━━ GIVEN DATA

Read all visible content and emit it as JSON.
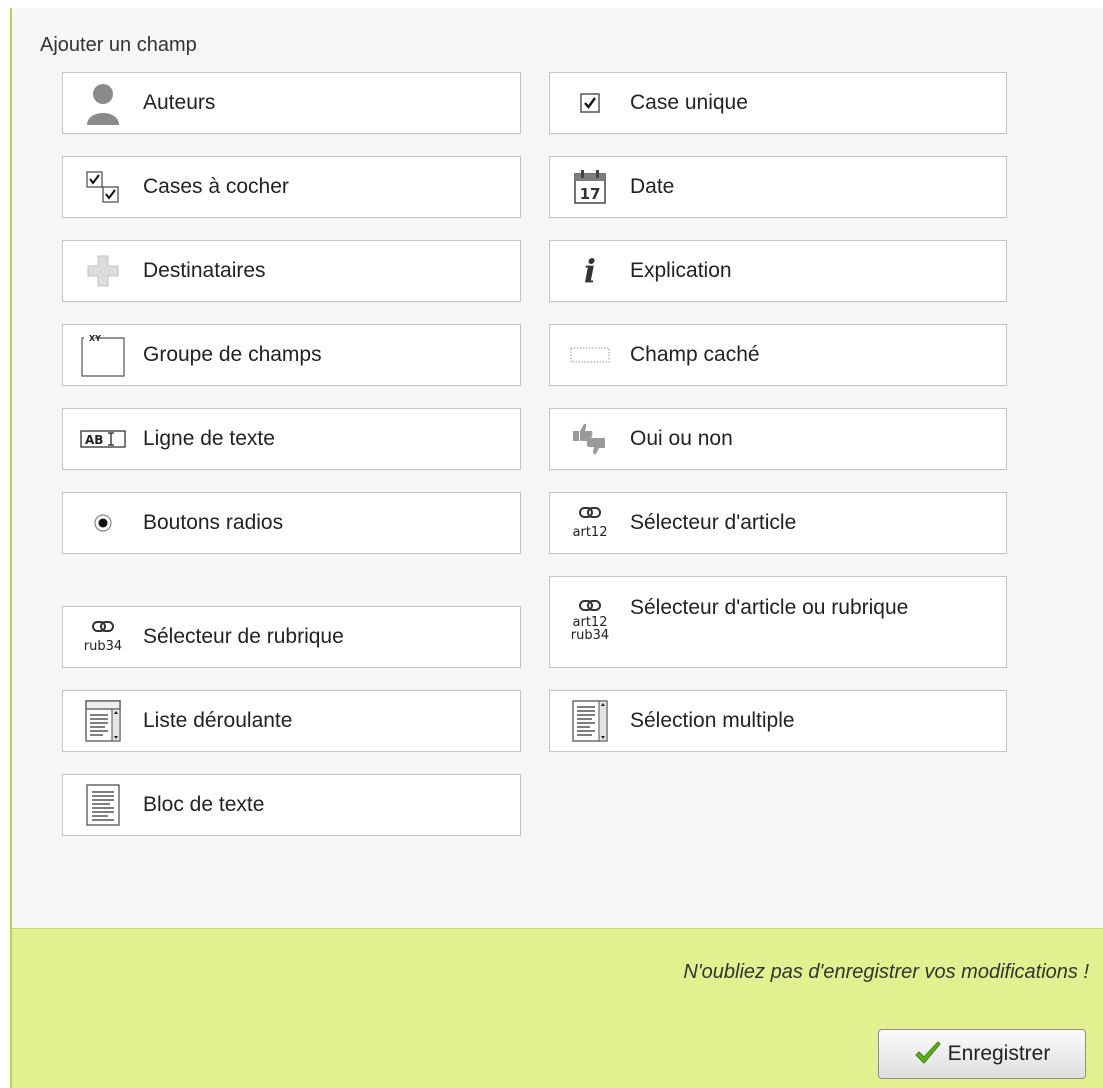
{
  "panel": {
    "title": "Ajouter un champ"
  },
  "fields": [
    {
      "icon": "user-icon",
      "label": "Auteurs"
    },
    {
      "icon": "checkbox-icon",
      "label": "Case unique"
    },
    {
      "icon": "checkboxes-icon",
      "label": "Cases à cocher"
    },
    {
      "icon": "calendar-icon",
      "label": "Date",
      "icon_text": "17"
    },
    {
      "icon": "plus-icon",
      "label": "Destinataires"
    },
    {
      "icon": "info-icon",
      "label": "Explication",
      "icon_text": "i"
    },
    {
      "icon": "fieldset-icon",
      "label": "Groupe de champs",
      "icon_text": "XY"
    },
    {
      "icon": "hidden-field-icon",
      "label": "Champ caché"
    },
    {
      "icon": "text-line-icon",
      "label": "Ligne de texte",
      "icon_text": "AB"
    },
    {
      "icon": "thumbs-icon",
      "label": "Oui ou non"
    },
    {
      "icon": "radio-icon",
      "label": "Boutons radios"
    },
    {
      "icon": "article-link-icon",
      "label": "Sélecteur d'article",
      "icon_text": "art12"
    },
    {
      "icon": "rubric-link-icon",
      "label": "Sélecteur de rubrique",
      "icon_text": "rub34"
    },
    {
      "icon": "article-rubric-link-icon",
      "label": "Sélecteur d'article ou rubrique",
      "icon_text": "art12",
      "icon_text2": "rub34"
    },
    {
      "icon": "dropdown-list-icon",
      "label": "Liste déroulante"
    },
    {
      "icon": "multi-select-icon",
      "label": "Sélection multiple"
    },
    {
      "icon": "text-block-icon",
      "label": "Bloc de texte"
    }
  ],
  "footer": {
    "reminder": "N'oubliez pas d'enregistrer vos modifications !",
    "save_label": "Enregistrer",
    "save_icon": "checkmark-icon"
  }
}
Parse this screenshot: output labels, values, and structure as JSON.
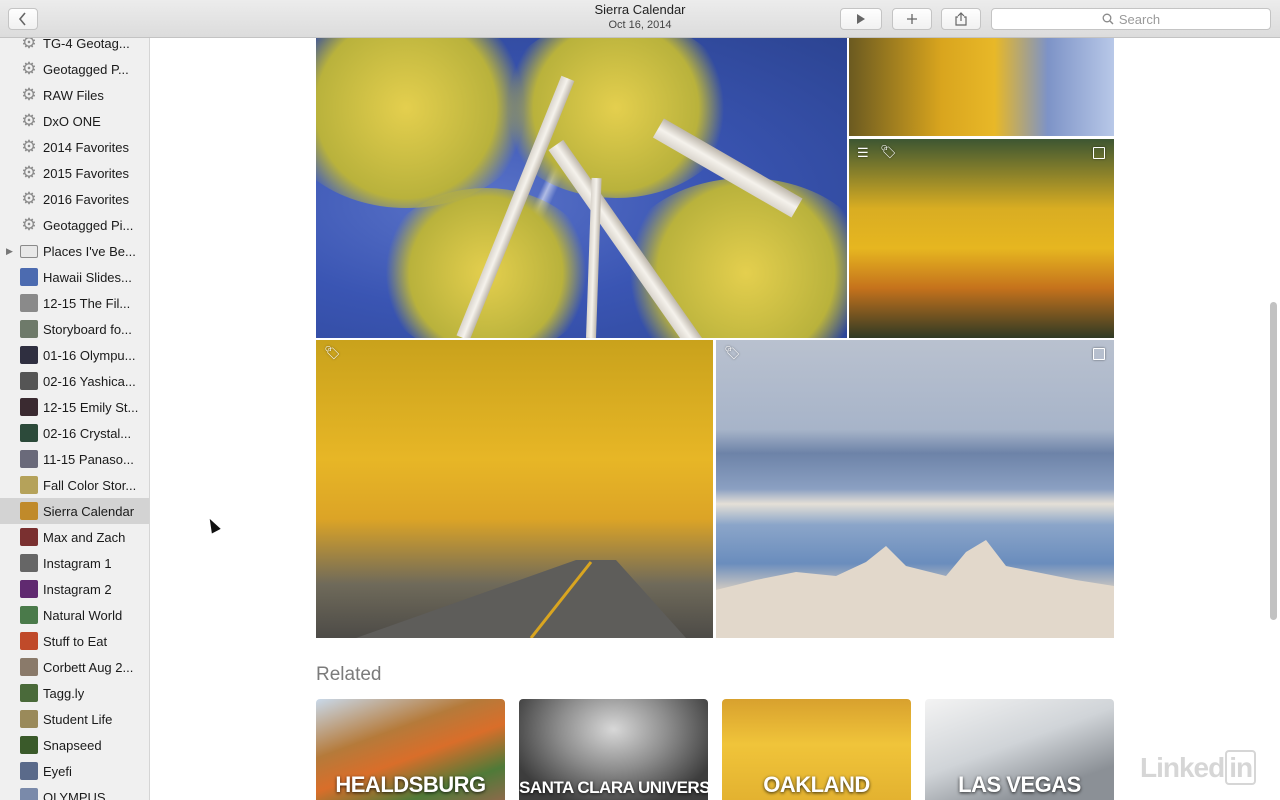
{
  "toolbar": {
    "title": "Sierra Calendar",
    "subtitle": "Oct 16, 2014",
    "search_placeholder": "Search",
    "back_icon": "chevron-left-icon",
    "play_icon": "play-icon",
    "add_icon": "plus-icon",
    "share_icon": "share-icon"
  },
  "sidebar": {
    "items": [
      {
        "label": "TG-4 Geotag...",
        "icon": "gear-icon"
      },
      {
        "label": "Geotagged P...",
        "icon": "gear-icon"
      },
      {
        "label": "RAW Files",
        "icon": "gear-icon"
      },
      {
        "label": "DxO ONE",
        "icon": "gear-icon"
      },
      {
        "label": "2014 Favorites",
        "icon": "gear-icon"
      },
      {
        "label": "2015 Favorites",
        "icon": "gear-icon"
      },
      {
        "label": "2016 Favorites",
        "icon": "gear-icon"
      },
      {
        "label": "Geotagged Pi...",
        "icon": "gear-icon"
      },
      {
        "label": "Places I've Be...",
        "icon": "folder-icon"
      },
      {
        "label": "Hawaii Slides...",
        "icon": "thumbnail"
      },
      {
        "label": "12-15 The Fil...",
        "icon": "thumbnail"
      },
      {
        "label": "Storyboard fo...",
        "icon": "thumbnail"
      },
      {
        "label": "01-16 Olympu...",
        "icon": "thumbnail"
      },
      {
        "label": "02-16 Yashica...",
        "icon": "thumbnail"
      },
      {
        "label": "12-15 Emily St...",
        "icon": "thumbnail"
      },
      {
        "label": "02-16 Crystal...",
        "icon": "thumbnail"
      },
      {
        "label": "11-15 Panaso...",
        "icon": "thumbnail"
      },
      {
        "label": "Fall Color Stor...",
        "icon": "thumbnail"
      },
      {
        "label": "Sierra Calendar",
        "icon": "thumbnail",
        "selected": true
      },
      {
        "label": "Max and Zach",
        "icon": "thumbnail"
      },
      {
        "label": "Instagram 1",
        "icon": "thumbnail"
      },
      {
        "label": "Instagram 2",
        "icon": "thumbnail"
      },
      {
        "label": "Natural World",
        "icon": "thumbnail"
      },
      {
        "label": "Stuff to Eat",
        "icon": "thumbnail"
      },
      {
        "label": "Corbett Aug 2...",
        "icon": "thumbnail"
      },
      {
        "label": "Tagg.ly",
        "icon": "thumbnail"
      },
      {
        "label": "Student Life",
        "icon": "thumbnail"
      },
      {
        "label": "Snapseed",
        "icon": "thumbnail"
      },
      {
        "label": "Eyefi",
        "icon": "thumbnail"
      },
      {
        "label": "OLYMPUS",
        "icon": "thumbnail"
      }
    ],
    "thumb_colors": [
      "#4c6bb0",
      "#8a8a8a",
      "#6e7a6a",
      "#2f2f40",
      "#555555",
      "#3a2a30",
      "#2c4a3a",
      "#6a6a7a",
      "#b5a25a",
      "#c08a2a",
      "#7a3030",
      "#666666",
      "#602a70",
      "#4a7a4a",
      "#c04a2a",
      "#8a7a6a",
      "#4a6a3a",
      "#9a8a5a",
      "#3a5a2a",
      "#5a6a8a",
      "#7a8aaa"
    ]
  },
  "main": {
    "related_title": "Related",
    "related": [
      {
        "label": "HEALDSBURG"
      },
      {
        "label": "SANTA CLARA UNIVERSITY"
      },
      {
        "label": "OAKLAND"
      },
      {
        "label": "LAS VEGAS"
      }
    ],
    "watermark": "Linked",
    "watermark_in": "in"
  }
}
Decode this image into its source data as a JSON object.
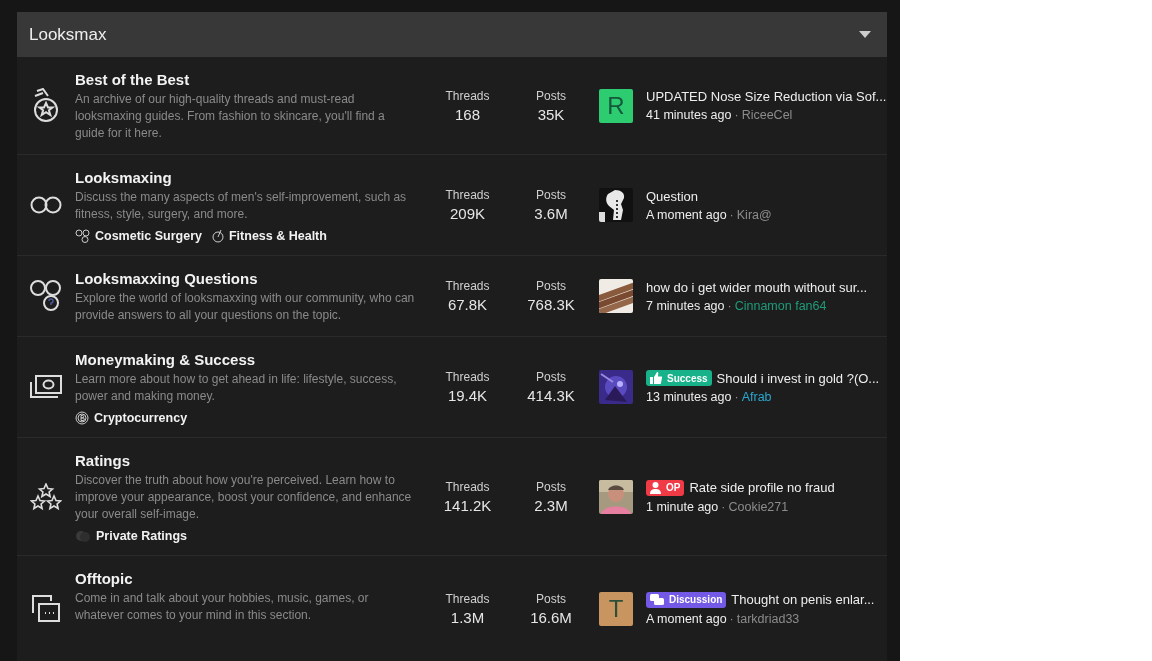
{
  "category": {
    "title": "Looksmax"
  },
  "nodes": [
    {
      "title": "Best of the Best",
      "description": "An archive of our high-quality threads and must-read looksmaxing guides. From fashion to skincare, you'll find a guide for it here.",
      "stats": [
        {
          "label": "Threads",
          "value": "168"
        },
        {
          "label": "Posts",
          "value": "35K"
        }
      ],
      "latest": {
        "avatar": {
          "kind": "letter",
          "letter": "R",
          "color": "#2ecc71"
        },
        "title": "UPDATED Nose Size Reduction via Sof...",
        "time": "41 minutes ago",
        "separator": "·",
        "user": {
          "name": "RiceeCel",
          "color": "#8c8c8c"
        }
      }
    },
    {
      "title": "Looksmaxing",
      "description": "Discuss the many aspects of men's self-improvement, such as fitness, style, surgery, and more.",
      "subforums": [
        {
          "label": "Cosmetic Surgery"
        },
        {
          "label": "Fitness & Health"
        }
      ],
      "stats": [
        {
          "label": "Threads",
          "value": "209K"
        },
        {
          "label": "Posts",
          "value": "3.6M"
        }
      ],
      "latest": {
        "title": "Question",
        "time": "A moment ago",
        "separator": "·",
        "user": {
          "name": "Kira@",
          "color": "#8c8c8c"
        }
      }
    },
    {
      "title": "Looksmaxxing Questions",
      "description": "Explore the world of looksmaxxing with our community, who can provide answers to all your questions on the topic.",
      "stats": [
        {
          "label": "Threads",
          "value": "67.8K"
        },
        {
          "label": "Posts",
          "value": "768.3K"
        }
      ],
      "latest": {
        "title": "how do i get wider mouth without sur...",
        "time": "7 minutes ago",
        "separator": "·",
        "user": {
          "name": "Cinnamon fan64",
          "color": "#1e9c78"
        }
      }
    },
    {
      "title": "Moneymaking & Success",
      "description": "Learn more about how to get ahead in life: lifestyle, success, power and making money.",
      "subforums": [
        {
          "label": "Cryptocurrency"
        }
      ],
      "stats": [
        {
          "label": "Threads",
          "value": "19.4K"
        },
        {
          "label": "Posts",
          "value": "414.3K"
        }
      ],
      "latest": {
        "prefix": {
          "kind": "success",
          "text": "Success",
          "color": "#17b28a"
        },
        "title": "Should i invest in gold ?(O...",
        "time": "13 minutes ago",
        "separator": "·",
        "user": {
          "name": "Afrab",
          "color": "#2aa7cf"
        }
      }
    },
    {
      "title": "Ratings",
      "description": "Discover the truth about how you're perceived. Learn how to improve your appearance, boost your confidence, and enhance your overall self-image.",
      "subforums": [
        {
          "label": "Private Ratings"
        }
      ],
      "stats": [
        {
          "label": "Threads",
          "value": "141.2K"
        },
        {
          "label": "Posts",
          "value": "2.3M"
        }
      ],
      "latest": {
        "prefix": {
          "kind": "op",
          "text": "OP",
          "color": "#f03a45"
        },
        "title": "Rate side profile no fraud",
        "time": "1 minute ago",
        "separator": "·",
        "user": {
          "name": "Cookie271",
          "color": "#8c8c8c"
        }
      }
    },
    {
      "title": "Offtopic",
      "description": "Come in and talk about your hobbies, music, games, or whatever comes to your mind in this section.",
      "stats": [
        {
          "label": "Threads",
          "value": "1.3M"
        },
        {
          "label": "Posts",
          "value": "16.6M"
        }
      ],
      "latest": {
        "avatar": {
          "kind": "letter",
          "letter": "T",
          "color": "#c8945f"
        },
        "prefix": {
          "kind": "discussion",
          "text": "Discussion",
          "color": "#7359e6"
        },
        "title": "Thought on penis enlar...",
        "time": "A moment ago",
        "separator": "·",
        "user": {
          "name": "tarkdriad33",
          "color": "#8c8c8c"
        }
      }
    }
  ]
}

━━━━

Gather and return every line that holds the string "this".

Parse this screenshot: output labels, values, and structure as JSON.
Decode this image into its source data as a JSON object.
      "description": "Come in and talk about your hobbies, music, games, or whatever comes to your mind in this section.",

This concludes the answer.